● THE TASK
Write out the entire listing below exactly, with the pictures left out.

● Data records

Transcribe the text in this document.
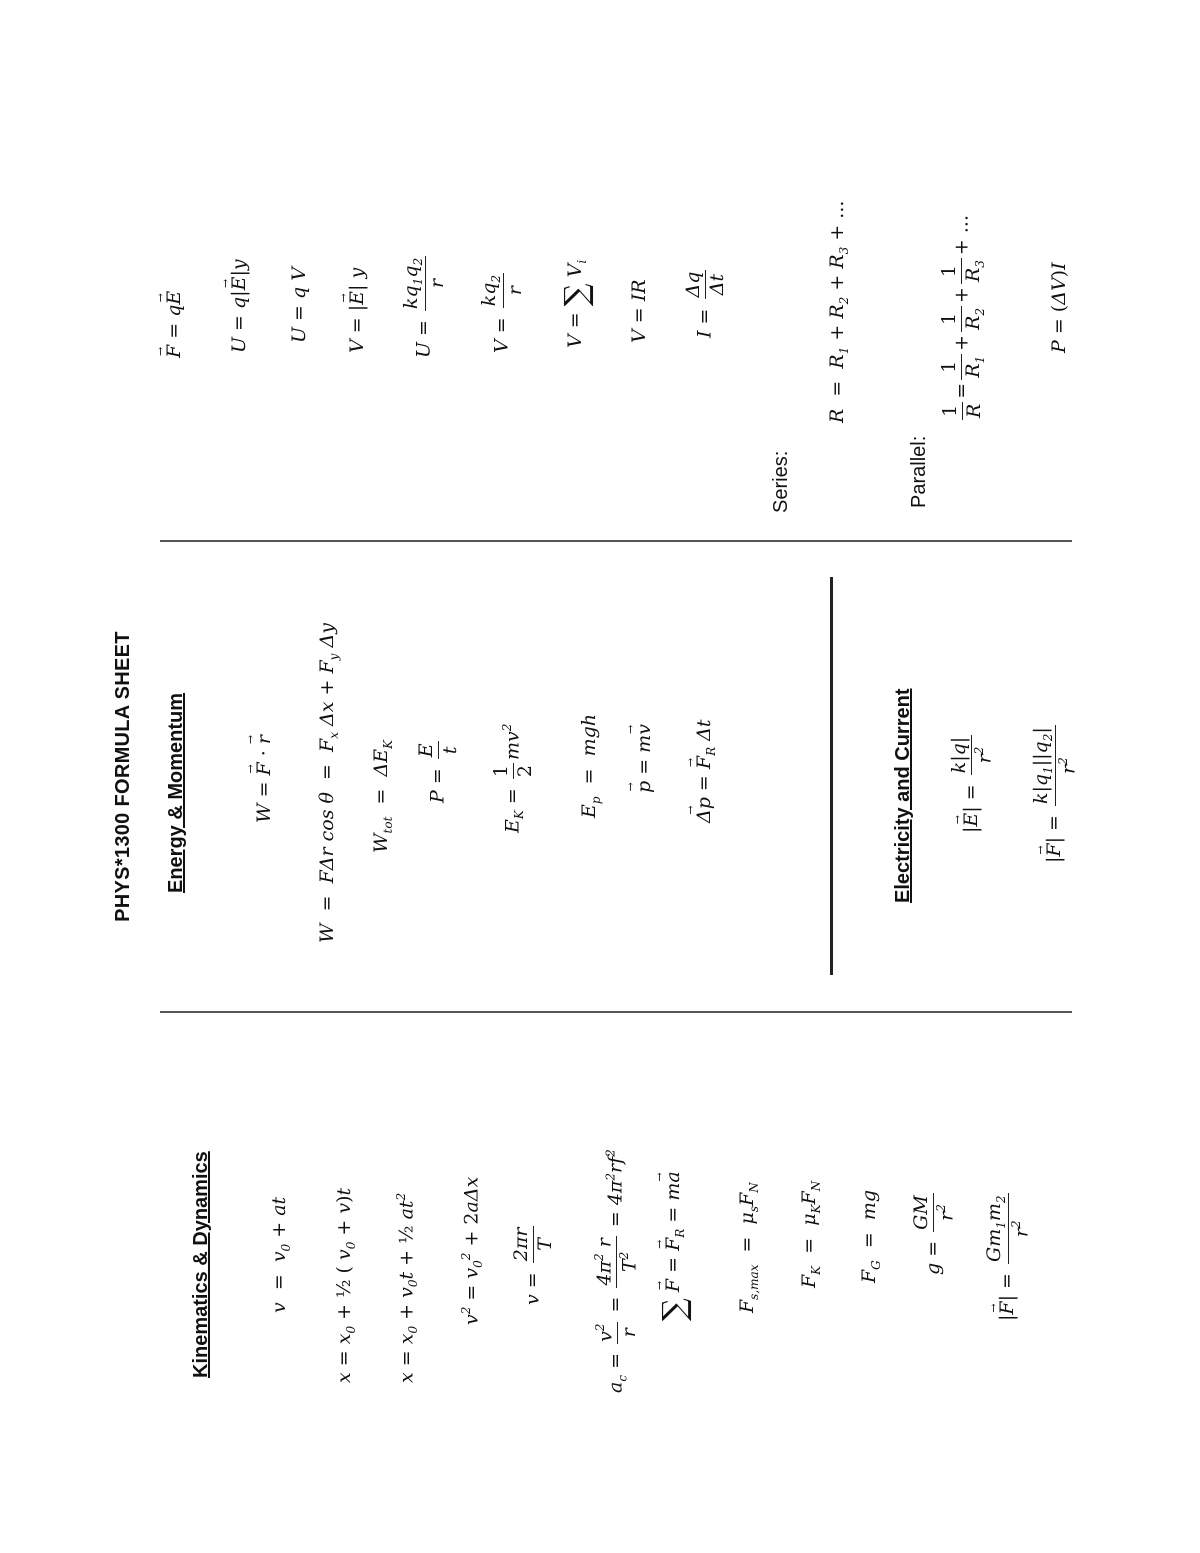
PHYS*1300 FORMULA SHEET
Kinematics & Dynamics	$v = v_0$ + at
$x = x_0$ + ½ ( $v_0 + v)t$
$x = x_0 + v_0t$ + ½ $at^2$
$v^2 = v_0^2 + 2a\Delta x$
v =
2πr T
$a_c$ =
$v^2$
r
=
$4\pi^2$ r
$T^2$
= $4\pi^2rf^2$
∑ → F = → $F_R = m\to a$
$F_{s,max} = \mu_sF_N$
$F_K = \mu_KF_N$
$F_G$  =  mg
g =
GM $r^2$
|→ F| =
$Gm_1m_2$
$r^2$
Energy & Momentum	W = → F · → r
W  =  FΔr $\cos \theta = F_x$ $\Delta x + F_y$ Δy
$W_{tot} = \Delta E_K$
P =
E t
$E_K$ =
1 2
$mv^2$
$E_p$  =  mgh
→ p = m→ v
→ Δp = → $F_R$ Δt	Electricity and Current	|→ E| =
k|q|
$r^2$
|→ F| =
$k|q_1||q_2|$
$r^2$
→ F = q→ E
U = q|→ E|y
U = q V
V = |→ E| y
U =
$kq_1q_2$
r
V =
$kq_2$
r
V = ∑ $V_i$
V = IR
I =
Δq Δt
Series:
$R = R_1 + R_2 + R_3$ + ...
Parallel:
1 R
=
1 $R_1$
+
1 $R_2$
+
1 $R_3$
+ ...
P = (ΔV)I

● RESULT FOR THIS EXERCISE
Transcribe the text in this document.
PHYS*1300 FORMULA SHEET
Kinematics & Dynamics	$v = v_0$ + at
$x = x_0$ + ½ ( $v_0 + v)t$
$x = x_0 + v_0t$ + ½ $at^2$
$v^2 = v_0^2 + 2a\Delta x$
v =
2πr T
$a_c$ =
$v^2$
r
=
$4\pi^2$ r
$T^2$
= $4\pi^2rf^2$
∑ → F = → $F_R = m\to a$
$F_{s,max} = \mu_sF_N$
$F_K = \mu_KF_N$
$F_G$  =  mg
g =
GM $r^2$
|→ F| =
$Gm_1m_2$
$r^2$
Energy & Momentum	W = → F · → r
W  =  FΔr $\cos \theta = F_x$ $\Delta x + F_y$ Δy
$W_{tot} = \Delta E_K$
P =
E t
$E_K$ =
1 2
$mv^2$
$E_p$  =  mgh
→ p = m→ v
→ Δp = → $F_R$ Δt	Electricity and Current	|→ E| =
k|q|
$r^2$
|→ F| =
$k|q_1||q_2|$
$r^2$
→ F = q→ E
U = q|→ E|y
U = q V
V = |→ E| y
U =
$kq_1q_2$
r
V =
$kq_2$
r
V = ∑ $V_i$
V = IR
I =
Δq Δt
Series:
$R = R_1 + R_2 + R_3$ + ...
Parallel:
1 R
=
1 $R_1$
+
1 $R_2$
+
1 $R_3$
+ ...
P = (ΔV)I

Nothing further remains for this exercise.